Repeat, line for line, the entries printed below.

[BEGIN EXTRACTED INFORMATION]

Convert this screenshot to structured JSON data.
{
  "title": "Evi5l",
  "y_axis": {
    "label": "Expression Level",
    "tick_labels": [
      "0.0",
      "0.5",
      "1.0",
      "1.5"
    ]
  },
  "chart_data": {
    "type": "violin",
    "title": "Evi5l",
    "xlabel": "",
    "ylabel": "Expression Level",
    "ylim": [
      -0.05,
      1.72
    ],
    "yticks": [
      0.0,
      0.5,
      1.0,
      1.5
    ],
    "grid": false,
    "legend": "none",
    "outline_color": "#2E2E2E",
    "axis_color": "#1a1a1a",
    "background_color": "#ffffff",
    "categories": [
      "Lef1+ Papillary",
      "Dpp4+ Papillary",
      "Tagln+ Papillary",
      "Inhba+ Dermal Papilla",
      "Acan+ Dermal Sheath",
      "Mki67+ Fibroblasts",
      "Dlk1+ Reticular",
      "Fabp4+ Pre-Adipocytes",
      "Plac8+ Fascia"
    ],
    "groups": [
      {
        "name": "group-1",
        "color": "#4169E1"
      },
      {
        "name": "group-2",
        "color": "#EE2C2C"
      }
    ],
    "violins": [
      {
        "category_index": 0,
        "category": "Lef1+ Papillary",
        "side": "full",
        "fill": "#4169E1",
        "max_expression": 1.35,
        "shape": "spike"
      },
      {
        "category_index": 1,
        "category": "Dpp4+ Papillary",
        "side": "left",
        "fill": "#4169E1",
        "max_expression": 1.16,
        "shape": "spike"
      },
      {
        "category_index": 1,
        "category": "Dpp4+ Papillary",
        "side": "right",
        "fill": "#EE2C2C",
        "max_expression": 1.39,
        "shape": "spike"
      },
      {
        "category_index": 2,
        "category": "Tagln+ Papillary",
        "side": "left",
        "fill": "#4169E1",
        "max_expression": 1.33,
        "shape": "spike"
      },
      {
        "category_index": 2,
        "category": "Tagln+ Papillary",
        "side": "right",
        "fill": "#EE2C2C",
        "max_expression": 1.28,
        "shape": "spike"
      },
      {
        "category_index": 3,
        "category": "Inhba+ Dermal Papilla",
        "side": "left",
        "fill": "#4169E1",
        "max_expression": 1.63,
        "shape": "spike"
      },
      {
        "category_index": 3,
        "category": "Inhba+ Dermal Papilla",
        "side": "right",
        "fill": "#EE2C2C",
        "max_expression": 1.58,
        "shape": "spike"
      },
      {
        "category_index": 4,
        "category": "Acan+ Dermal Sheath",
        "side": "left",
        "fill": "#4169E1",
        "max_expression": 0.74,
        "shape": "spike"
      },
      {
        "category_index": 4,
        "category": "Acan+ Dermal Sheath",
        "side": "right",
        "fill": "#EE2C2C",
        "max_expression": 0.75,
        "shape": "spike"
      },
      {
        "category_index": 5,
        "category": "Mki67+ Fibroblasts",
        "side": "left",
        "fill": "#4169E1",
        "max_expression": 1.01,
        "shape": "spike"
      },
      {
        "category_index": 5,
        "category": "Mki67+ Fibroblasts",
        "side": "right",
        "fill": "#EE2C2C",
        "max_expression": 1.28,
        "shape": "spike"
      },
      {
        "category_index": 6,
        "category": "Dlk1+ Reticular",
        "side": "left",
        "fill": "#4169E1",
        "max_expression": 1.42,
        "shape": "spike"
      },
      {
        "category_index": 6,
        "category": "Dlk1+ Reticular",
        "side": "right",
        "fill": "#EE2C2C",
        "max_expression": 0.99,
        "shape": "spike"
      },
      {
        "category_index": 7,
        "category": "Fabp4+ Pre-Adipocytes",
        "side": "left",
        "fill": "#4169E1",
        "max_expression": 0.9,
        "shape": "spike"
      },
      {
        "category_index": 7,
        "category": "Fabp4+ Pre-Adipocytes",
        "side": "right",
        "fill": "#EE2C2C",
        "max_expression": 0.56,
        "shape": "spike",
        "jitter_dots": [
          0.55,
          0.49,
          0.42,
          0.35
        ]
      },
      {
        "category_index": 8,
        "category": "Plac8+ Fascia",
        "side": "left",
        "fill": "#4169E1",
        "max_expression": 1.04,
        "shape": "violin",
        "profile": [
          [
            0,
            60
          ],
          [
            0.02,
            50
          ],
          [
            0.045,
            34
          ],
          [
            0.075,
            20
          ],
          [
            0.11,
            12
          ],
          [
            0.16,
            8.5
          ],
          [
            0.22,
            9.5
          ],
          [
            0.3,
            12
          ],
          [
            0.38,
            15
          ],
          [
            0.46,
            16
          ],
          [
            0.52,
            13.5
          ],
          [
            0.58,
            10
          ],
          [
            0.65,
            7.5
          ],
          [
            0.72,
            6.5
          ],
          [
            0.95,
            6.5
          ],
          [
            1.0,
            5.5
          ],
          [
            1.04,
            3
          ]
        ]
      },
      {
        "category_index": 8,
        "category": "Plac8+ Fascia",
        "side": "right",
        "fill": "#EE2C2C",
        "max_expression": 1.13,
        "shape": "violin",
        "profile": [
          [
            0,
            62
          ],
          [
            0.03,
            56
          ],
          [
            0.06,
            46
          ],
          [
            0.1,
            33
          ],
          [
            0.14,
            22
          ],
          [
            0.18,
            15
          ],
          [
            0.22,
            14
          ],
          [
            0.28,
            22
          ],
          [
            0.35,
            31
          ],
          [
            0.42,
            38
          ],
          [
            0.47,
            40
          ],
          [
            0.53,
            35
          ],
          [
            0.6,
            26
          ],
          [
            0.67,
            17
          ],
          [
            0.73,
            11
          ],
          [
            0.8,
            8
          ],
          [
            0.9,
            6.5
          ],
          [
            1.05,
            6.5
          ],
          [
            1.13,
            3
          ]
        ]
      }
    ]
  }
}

[END EXTRACTED INFORMATION]

CORRECT RESPONSE >>
Convert this screenshot to structured JSON data.
{
  "title": "Evi5l",
  "y_axis": {
    "label": "Expression Level",
    "tick_labels": [
      "0.0",
      "0.5",
      "1.0",
      "1.5"
    ]
  },
  "chart_data": {
    "type": "violin",
    "title": "Evi5l",
    "xlabel": "",
    "ylabel": "Expression Level",
    "ylim": [
      -0.05,
      1.72
    ],
    "yticks": [
      0.0,
      0.5,
      1.0,
      1.5
    ],
    "grid": false,
    "legend": "none",
    "outline_color": "#2E2E2E",
    "axis_color": "#1a1a1a",
    "background_color": "#ffffff",
    "categories": [
      "Lef1+ Papillary",
      "Dpp4+ Papillary",
      "Tagln+ Papillary",
      "Inhba+ Dermal Papilla",
      "Acan+ Dermal Sheath",
      "Mki67+ Fibroblasts",
      "Dlk1+ Reticular",
      "Fabp4+ Pre-Adipocytes",
      "Plac8+ Fascia"
    ],
    "groups": [
      {
        "name": "group-1",
        "color": "#4169E1"
      },
      {
        "name": "group-2",
        "color": "#EE2C2C"
      }
    ],
    "violins": [
      {
        "category_index": 0,
        "category": "Lef1+ Papillary",
        "side": "full",
        "fill": "#4169E1",
        "max_expression": 1.35,
        "shape": "spike"
      },
      {
        "category_index": 1,
        "category": "Dpp4+ Papillary",
        "side": "left",
        "fill": "#4169E1",
        "max_expression": 1.16,
        "shape": "spike"
      },
      {
        "category_index": 1,
        "category": "Dpp4+ Papillary",
        "side": "right",
        "fill": "#EE2C2C",
        "max_expression": 1.39,
        "shape": "spike"
      },
      {
        "category_index": 2,
        "category": "Tagln+ Papillary",
        "side": "left",
        "fill": "#4169E1",
        "max_expression": 1.33,
        "shape": "spike"
      },
      {
        "category_index": 2,
        "category": "Tagln+ Papillary",
        "side": "right",
        "fill": "#EE2C2C",
        "max_expression": 1.28,
        "shape": "spike"
      },
      {
        "category_index": 3,
        "category": "Inhba+ Dermal Papilla",
        "side": "left",
        "fill": "#4169E1",
        "max_expression": 1.63,
        "shape": "spike"
      },
      {
        "category_index": 3,
        "category": "Inhba+ Dermal Papilla",
        "side": "right",
        "fill": "#EE2C2C",
        "max_expression": 1.58,
        "shape": "spike"
      },
      {
        "category_index": 4,
        "category": "Acan+ Dermal Sheath",
        "side": "left",
        "fill": "#4169E1",
        "max_expression": 0.74,
        "shape": "spike"
      },
      {
        "category_index": 4,
        "category": "Acan+ Dermal Sheath",
        "side": "right",
        "fill": "#EE2C2C",
        "max_expression": 0.75,
        "shape": "spike"
      },
      {
        "category_index": 5,
        "category": "Mki67+ Fibroblasts",
        "side": "left",
        "fill": "#4169E1",
        "max_expression": 1.01,
        "shape": "spike"
      },
      {
        "category_index": 5,
        "category": "Mki67+ Fibroblasts",
        "side": "right",
        "fill": "#EE2C2C",
        "max_expression": 1.28,
        "shape": "spike"
      },
      {
        "category_index": 6,
        "category": "Dlk1+ Reticular",
        "side": "left",
        "fill": "#4169E1",
        "max_expression": 1.42,
        "shape": "spike"
      },
      {
        "category_index": 6,
        "category": "Dlk1+ Reticular",
        "side": "right",
        "fill": "#EE2C2C",
        "max_expression": 0.99,
        "shape": "spike"
      },
      {
        "category_index": 7,
        "category": "Fabp4+ Pre-Adipocytes",
        "side": "left",
        "fill": "#4169E1",
        "max_expression": 0.9,
        "shape": "spike"
      },
      {
        "category_index": 7,
        "category": "Fabp4+ Pre-Adipocytes",
        "side": "right",
        "fill": "#EE2C2C",
        "max_expression": 0.56,
        "shape": "spike",
        "jitter_dots": [
          0.55,
          0.49,
          0.42,
          0.35
        ]
      },
      {
        "category_index": 8,
        "category": "Plac8+ Fascia",
        "side": "left",
        "fill": "#4169E1",
        "max_expression": 1.04,
        "shape": "violin",
        "profile": [
          [
            0,
            60
          ],
          [
            0.02,
            50
          ],
          [
            0.045,
            34
          ],
          [
            0.075,
            20
          ],
          [
            0.11,
            12
          ],
          [
            0.16,
            8.5
          ],
          [
            0.22,
            9.5
          ],
          [
            0.3,
            12
          ],
          [
            0.38,
            15
          ],
          [
            0.46,
            16
          ],
          [
            0.52,
            13.5
          ],
          [
            0.58,
            10
          ],
          [
            0.65,
            7.5
          ],
          [
            0.72,
            6.5
          ],
          [
            0.95,
            6.5
          ],
          [
            1.0,
            5.5
          ],
          [
            1.04,
            3
          ]
        ]
      },
      {
        "category_index": 8,
        "category": "Plac8+ Fascia",
        "side": "right",
        "fill": "#EE2C2C",
        "max_expression": 1.13,
        "shape": "violin",
        "profile": [
          [
            0,
            62
          ],
          [
            0.03,
            56
          ],
          [
            0.06,
            46
          ],
          [
            0.1,
            33
          ],
          [
            0.14,
            22
          ],
          [
            0.18,
            15
          ],
          [
            0.22,
            14
          ],
          [
            0.28,
            22
          ],
          [
            0.35,
            31
          ],
          [
            0.42,
            38
          ],
          [
            0.47,
            40
          ],
          [
            0.53,
            35
          ],
          [
            0.6,
            26
          ],
          [
            0.67,
            17
          ],
          [
            0.73,
            11
          ],
          [
            0.8,
            8
          ],
          [
            0.9,
            6.5
          ],
          [
            1.05,
            6.5
          ],
          [
            1.13,
            3
          ]
        ]
      }
    ]
  }
}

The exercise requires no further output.